++++ Selected passage ++++
Neither the pleasant outdoor terrace nor the wood tables and paper tablecloths on the dining room point hint at the respect with which wine is treated at this inn. Only the empty bottles and wooden lids with names of top producers like André Clouet, Algueira or Dani Landi decorating the walls start to give some clues as to what is served and drunk at A Curva on a daily basis.

Appearances are deceptive and that is something Miguel Anxo Besada is very aware of. He is used to seeing a look of surprise among many of his clients when they join in the fun game of tasting wines blind that he combines among several tables while effortlessly explaining vineyard orientations and subtle differences between vintages. All this happens without a trace of snobbery.

As well as tourists and villagers —the day we visited some local sailors were happily drinking wines from France, Galicia and Germany— A Curva welcomes wine aficionados and is well known by people in the trade from across Spain and beyond. Many of them are accompanied by local wine producers who value Miguel’s passion and expertise and the sensibles prices on his menu.

A firm champion of the wines from Galicia —he worked as a distributor until recently— Miguel stores over 400 selections, including pretty much all those made by small local producers but also from other Spanish wine regions and from places that he likes such as Burgundy, Champagne or Rieslings from Germany.

He tries to pass on this love of wine to his staff, something that diners appreciate in a country where wine education is frequently rare among bar tenders. “My second in command joined when he was very young and knew nothing about wines; after 15 years with us he has got the bug and has trained as a sommelier”, says Miguel. Later this year, while A Curva is closed for the winter from October to January, he and his team will travel to the Sherry Triangle to “taste, learn and enjoy”.

Although Miguel has been at the helm of A Curva for the past 10 years, he inherited the business from his parents. That home-made, traditional touch is still present on the dishes served there, such as the delicious caldeirada de raya (skate fish with potatoes), meat pie or pulpo a feira (boiled octopus with paprika). Fresh quality produce is used and treated with a minimum of fuss, like the clams and grilled volandeiras, a mollusk similar to a scallop which is picked locally in Rías Baixas —it will certainly be a pleasant discovery for those dining at A Curva.

Enterprising and active, Miguel has recently opened Casa Aurora, a wine bistro in the nearby coastal town of Sanxenxo. It is a good place to dine for off-season travelers, given that it shuts just one month of the year. Y.O.A.
++++ Stored data ++++
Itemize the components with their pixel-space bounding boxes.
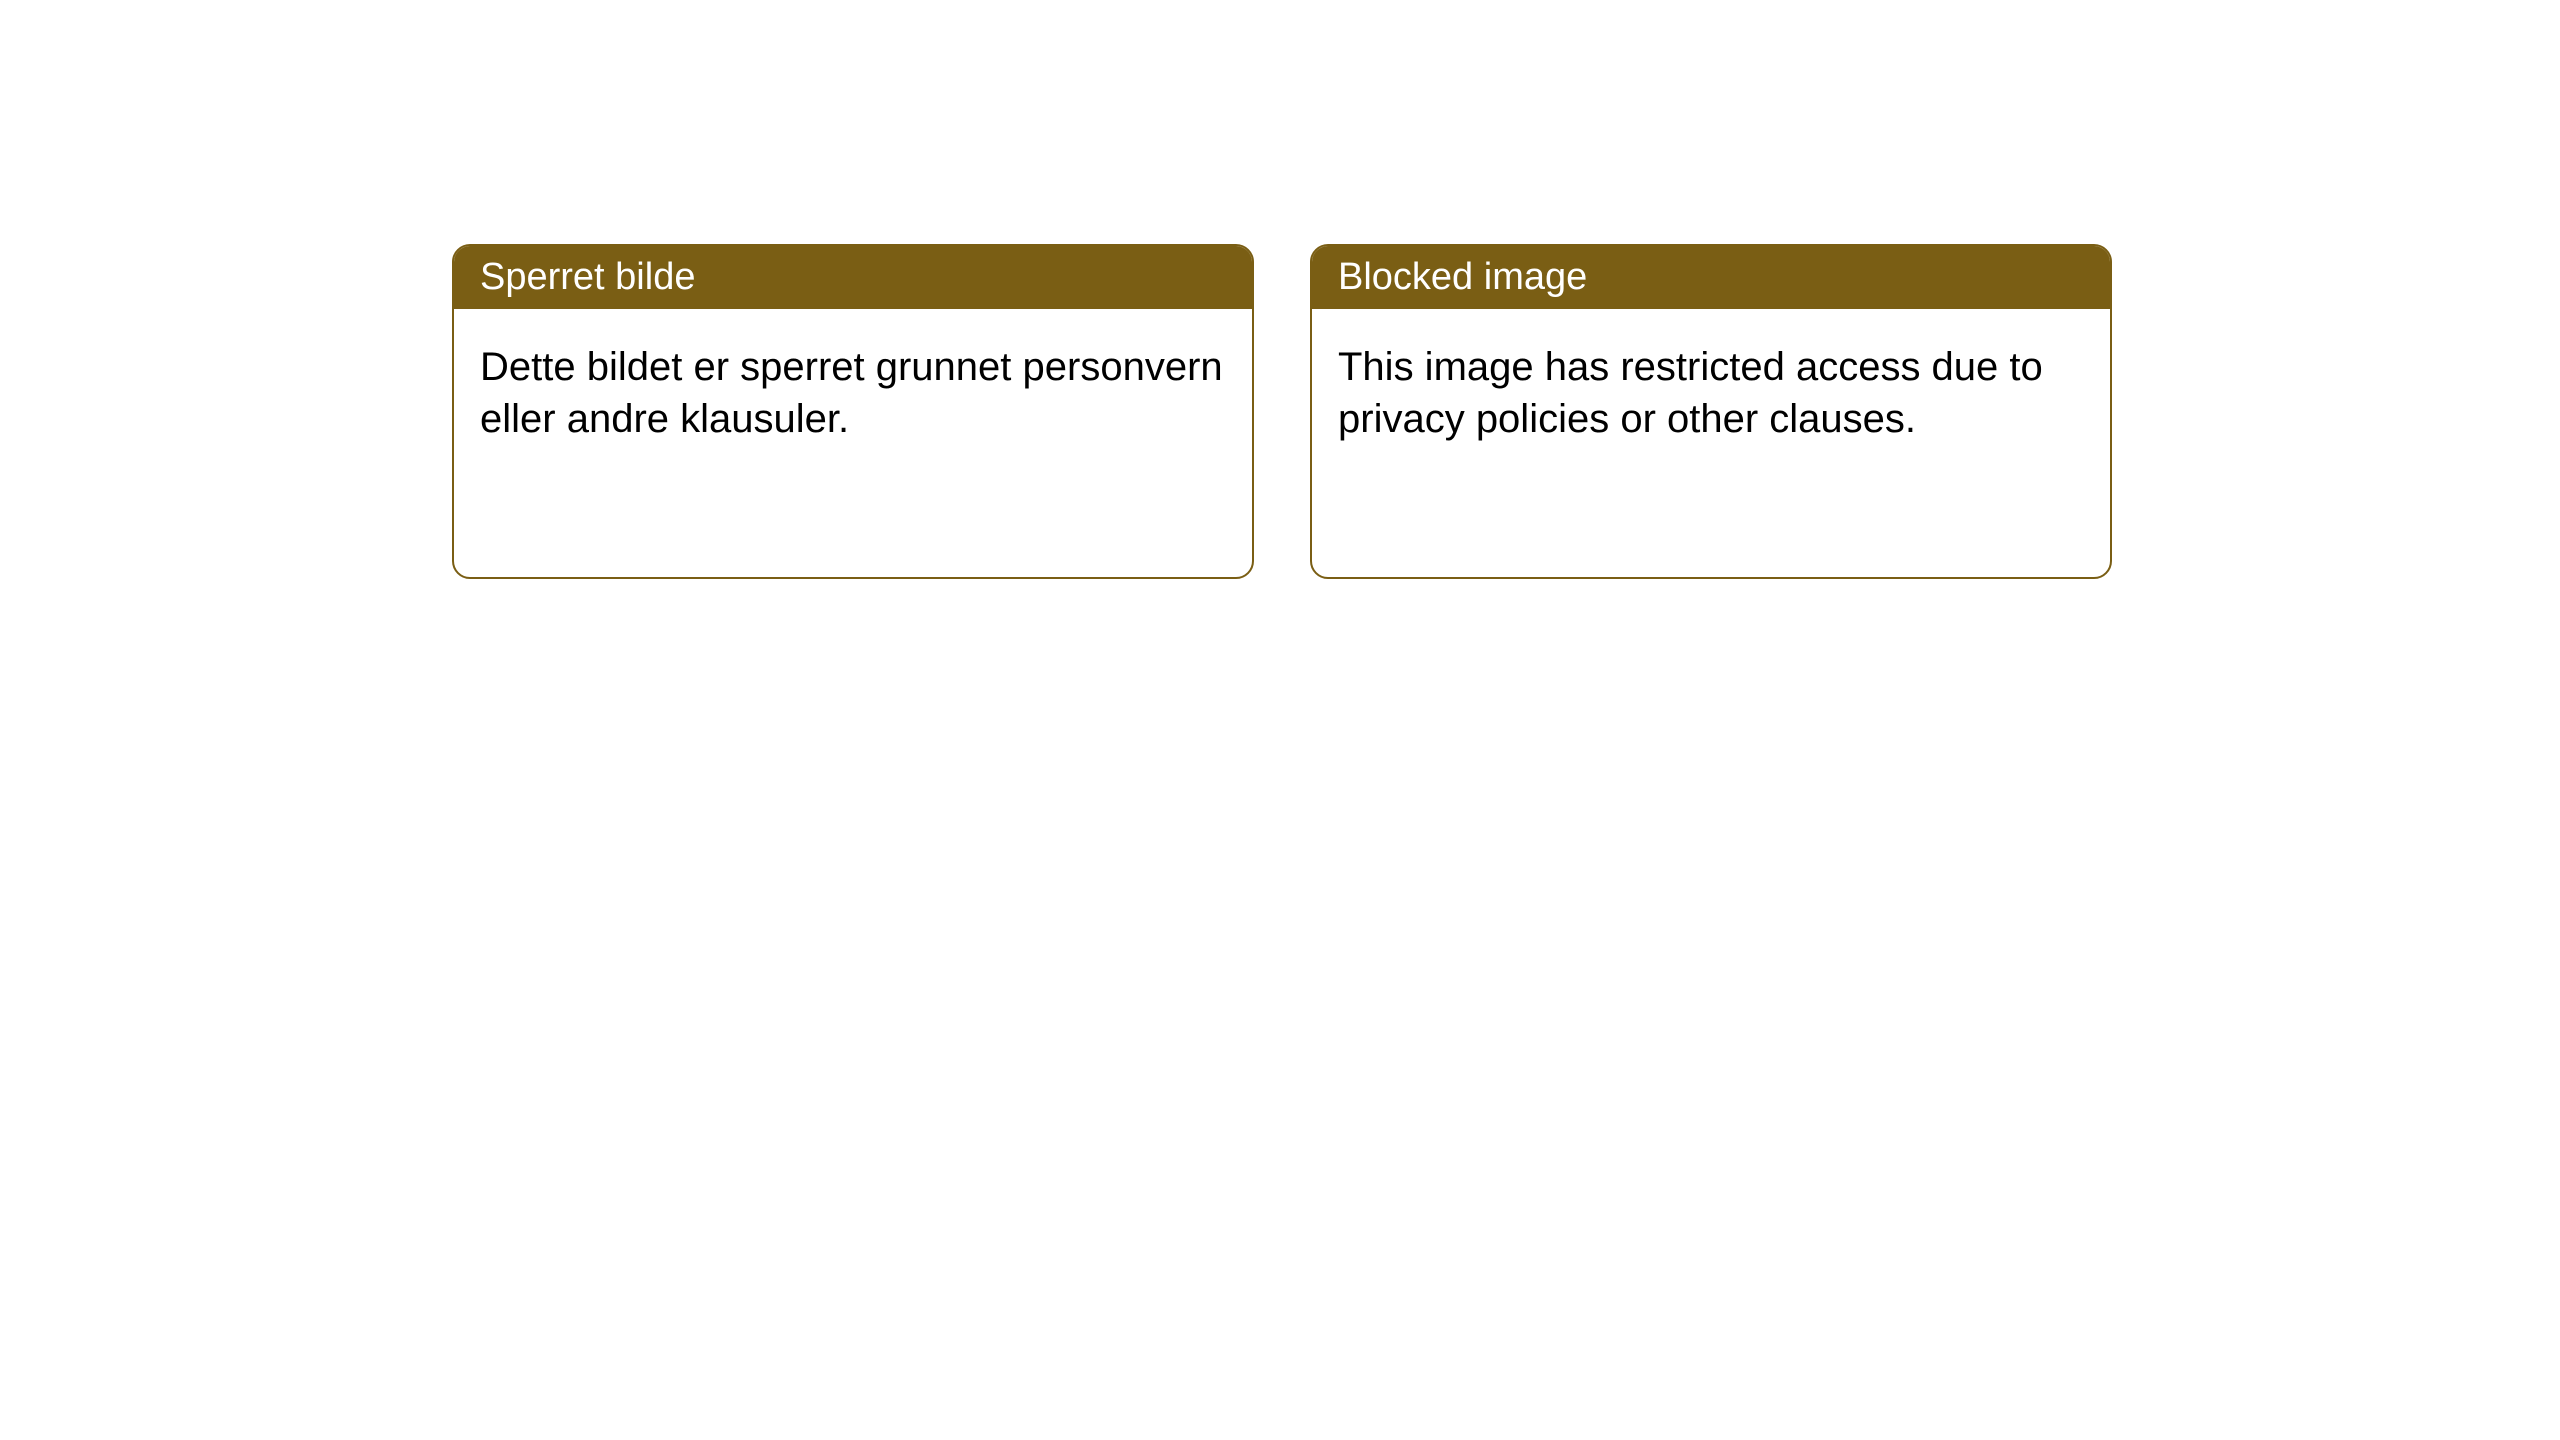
++++
- [Exercise requirements]
**a.** According to the article about A Curva, how many wine selections does Miguel store?
**b.** List every wine producer that the article about A Curva names on the walls of the inn.
**c.** Return the article about A Curva between "Appearances are deceptive" and "trace of snobbery.", inclusive.
The listing has no role in this work.

- [Responses]
**a.** Over 400 selections.

**b.** André Clouet, Algueira, Dani Landi

**c.**
Appearances are deceptive and that is something Miguel Anxo Besada is very aware of. He is used to seeing a look of surprise among many of his clients when they join in the fun game of tasting wines blind that he combines among several tables while effortlessly explaining vineyard orientations and subtle differences between vintages. All this happens without a trace of snobbery.